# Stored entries
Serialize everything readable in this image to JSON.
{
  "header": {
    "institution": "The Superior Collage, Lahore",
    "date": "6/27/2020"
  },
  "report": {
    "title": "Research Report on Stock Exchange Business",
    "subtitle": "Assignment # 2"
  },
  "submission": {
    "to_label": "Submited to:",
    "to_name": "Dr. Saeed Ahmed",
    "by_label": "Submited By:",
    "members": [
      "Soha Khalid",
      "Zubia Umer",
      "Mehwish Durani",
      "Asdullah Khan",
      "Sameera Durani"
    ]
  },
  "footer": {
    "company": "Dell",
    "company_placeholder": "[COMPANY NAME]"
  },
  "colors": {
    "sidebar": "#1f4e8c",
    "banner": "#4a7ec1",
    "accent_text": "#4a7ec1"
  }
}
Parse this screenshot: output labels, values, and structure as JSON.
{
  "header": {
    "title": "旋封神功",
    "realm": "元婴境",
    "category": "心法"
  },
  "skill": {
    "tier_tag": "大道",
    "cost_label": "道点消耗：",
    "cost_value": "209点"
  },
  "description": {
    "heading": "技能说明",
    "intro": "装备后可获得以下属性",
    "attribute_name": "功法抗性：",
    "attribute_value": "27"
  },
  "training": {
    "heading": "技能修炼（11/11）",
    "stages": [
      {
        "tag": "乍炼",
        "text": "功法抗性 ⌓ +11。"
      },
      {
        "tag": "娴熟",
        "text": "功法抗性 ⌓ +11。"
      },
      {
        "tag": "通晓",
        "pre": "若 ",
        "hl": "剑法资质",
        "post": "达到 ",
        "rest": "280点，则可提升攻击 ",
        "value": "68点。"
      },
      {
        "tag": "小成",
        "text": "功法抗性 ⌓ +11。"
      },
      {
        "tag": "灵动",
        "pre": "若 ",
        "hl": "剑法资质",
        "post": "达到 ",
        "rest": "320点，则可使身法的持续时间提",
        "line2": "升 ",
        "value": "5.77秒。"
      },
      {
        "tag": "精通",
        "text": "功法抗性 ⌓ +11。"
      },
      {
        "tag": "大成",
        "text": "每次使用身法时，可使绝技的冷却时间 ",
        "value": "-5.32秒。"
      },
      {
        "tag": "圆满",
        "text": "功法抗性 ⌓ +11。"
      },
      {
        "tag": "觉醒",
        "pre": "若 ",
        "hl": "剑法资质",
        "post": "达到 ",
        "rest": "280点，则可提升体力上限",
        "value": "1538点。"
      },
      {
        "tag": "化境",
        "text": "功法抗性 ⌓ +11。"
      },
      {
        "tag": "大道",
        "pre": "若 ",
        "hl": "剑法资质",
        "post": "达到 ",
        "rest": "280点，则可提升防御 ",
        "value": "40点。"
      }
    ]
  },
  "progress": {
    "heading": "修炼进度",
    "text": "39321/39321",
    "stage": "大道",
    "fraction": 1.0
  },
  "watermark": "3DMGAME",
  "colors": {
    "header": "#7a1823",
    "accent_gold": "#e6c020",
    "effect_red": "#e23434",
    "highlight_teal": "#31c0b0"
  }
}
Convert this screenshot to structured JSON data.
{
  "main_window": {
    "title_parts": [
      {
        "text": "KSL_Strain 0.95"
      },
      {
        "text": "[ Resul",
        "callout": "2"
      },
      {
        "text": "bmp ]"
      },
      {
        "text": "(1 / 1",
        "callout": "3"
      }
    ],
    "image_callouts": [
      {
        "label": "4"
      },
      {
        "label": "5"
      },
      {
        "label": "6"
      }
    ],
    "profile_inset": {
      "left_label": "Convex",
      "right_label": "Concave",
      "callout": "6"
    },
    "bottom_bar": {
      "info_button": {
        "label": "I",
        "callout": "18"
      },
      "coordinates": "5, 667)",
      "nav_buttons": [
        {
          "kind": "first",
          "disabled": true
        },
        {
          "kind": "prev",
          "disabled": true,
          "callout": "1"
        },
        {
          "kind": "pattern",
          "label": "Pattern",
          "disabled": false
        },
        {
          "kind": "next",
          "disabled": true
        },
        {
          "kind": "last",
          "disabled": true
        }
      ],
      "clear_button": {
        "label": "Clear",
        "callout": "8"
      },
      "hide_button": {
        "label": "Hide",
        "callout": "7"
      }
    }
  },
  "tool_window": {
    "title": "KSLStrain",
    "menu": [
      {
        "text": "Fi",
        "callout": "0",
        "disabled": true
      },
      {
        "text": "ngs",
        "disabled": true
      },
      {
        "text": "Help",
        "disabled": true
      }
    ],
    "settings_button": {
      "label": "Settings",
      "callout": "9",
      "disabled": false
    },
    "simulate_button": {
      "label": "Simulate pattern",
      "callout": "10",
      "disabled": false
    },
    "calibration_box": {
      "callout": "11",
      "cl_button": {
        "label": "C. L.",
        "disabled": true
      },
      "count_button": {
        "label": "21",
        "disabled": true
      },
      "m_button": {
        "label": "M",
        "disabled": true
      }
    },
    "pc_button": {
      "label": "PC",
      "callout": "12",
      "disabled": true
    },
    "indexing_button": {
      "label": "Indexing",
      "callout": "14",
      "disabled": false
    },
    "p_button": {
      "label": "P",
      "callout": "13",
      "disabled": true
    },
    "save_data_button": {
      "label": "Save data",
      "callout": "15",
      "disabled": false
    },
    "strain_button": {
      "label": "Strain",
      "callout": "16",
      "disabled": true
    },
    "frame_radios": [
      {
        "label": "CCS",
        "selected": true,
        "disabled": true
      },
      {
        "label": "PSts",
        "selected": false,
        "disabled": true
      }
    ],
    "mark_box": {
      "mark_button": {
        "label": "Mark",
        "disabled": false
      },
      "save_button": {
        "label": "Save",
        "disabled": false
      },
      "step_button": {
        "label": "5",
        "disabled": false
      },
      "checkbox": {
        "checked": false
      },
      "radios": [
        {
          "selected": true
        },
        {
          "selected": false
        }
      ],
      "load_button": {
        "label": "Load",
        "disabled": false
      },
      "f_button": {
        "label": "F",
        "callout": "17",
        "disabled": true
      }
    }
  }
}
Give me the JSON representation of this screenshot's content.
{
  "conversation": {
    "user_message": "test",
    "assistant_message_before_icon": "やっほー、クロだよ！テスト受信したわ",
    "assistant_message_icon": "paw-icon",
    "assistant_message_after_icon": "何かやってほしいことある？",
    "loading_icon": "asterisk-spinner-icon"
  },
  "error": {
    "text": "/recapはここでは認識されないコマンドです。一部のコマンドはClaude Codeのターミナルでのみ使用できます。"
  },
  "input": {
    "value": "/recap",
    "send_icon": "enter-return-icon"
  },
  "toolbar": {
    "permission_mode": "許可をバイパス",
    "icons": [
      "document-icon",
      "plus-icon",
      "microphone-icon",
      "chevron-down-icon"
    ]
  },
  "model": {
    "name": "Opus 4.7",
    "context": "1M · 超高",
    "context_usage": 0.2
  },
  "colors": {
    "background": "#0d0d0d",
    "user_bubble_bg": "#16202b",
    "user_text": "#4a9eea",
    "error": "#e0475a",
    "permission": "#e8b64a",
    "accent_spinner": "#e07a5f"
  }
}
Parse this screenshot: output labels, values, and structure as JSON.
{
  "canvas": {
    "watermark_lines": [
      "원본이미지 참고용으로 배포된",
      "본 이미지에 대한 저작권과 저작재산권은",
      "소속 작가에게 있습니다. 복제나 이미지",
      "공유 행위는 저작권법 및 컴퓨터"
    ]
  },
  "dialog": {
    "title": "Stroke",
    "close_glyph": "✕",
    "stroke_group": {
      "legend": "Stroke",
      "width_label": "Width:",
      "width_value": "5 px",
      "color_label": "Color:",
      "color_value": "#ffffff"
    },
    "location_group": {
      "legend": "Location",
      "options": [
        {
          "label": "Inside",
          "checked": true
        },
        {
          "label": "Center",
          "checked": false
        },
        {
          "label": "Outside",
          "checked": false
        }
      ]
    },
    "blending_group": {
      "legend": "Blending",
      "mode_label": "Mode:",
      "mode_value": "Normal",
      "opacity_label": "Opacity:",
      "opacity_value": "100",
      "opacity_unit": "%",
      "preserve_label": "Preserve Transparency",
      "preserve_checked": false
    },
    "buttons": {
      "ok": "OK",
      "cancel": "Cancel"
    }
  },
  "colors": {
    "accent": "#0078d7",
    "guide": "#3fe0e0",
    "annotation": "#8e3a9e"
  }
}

# Task goal
Every line holding "Submited" should be copied out.

# Reply
    "to_label": "Submited to:",
    "by_label": "Submited By:",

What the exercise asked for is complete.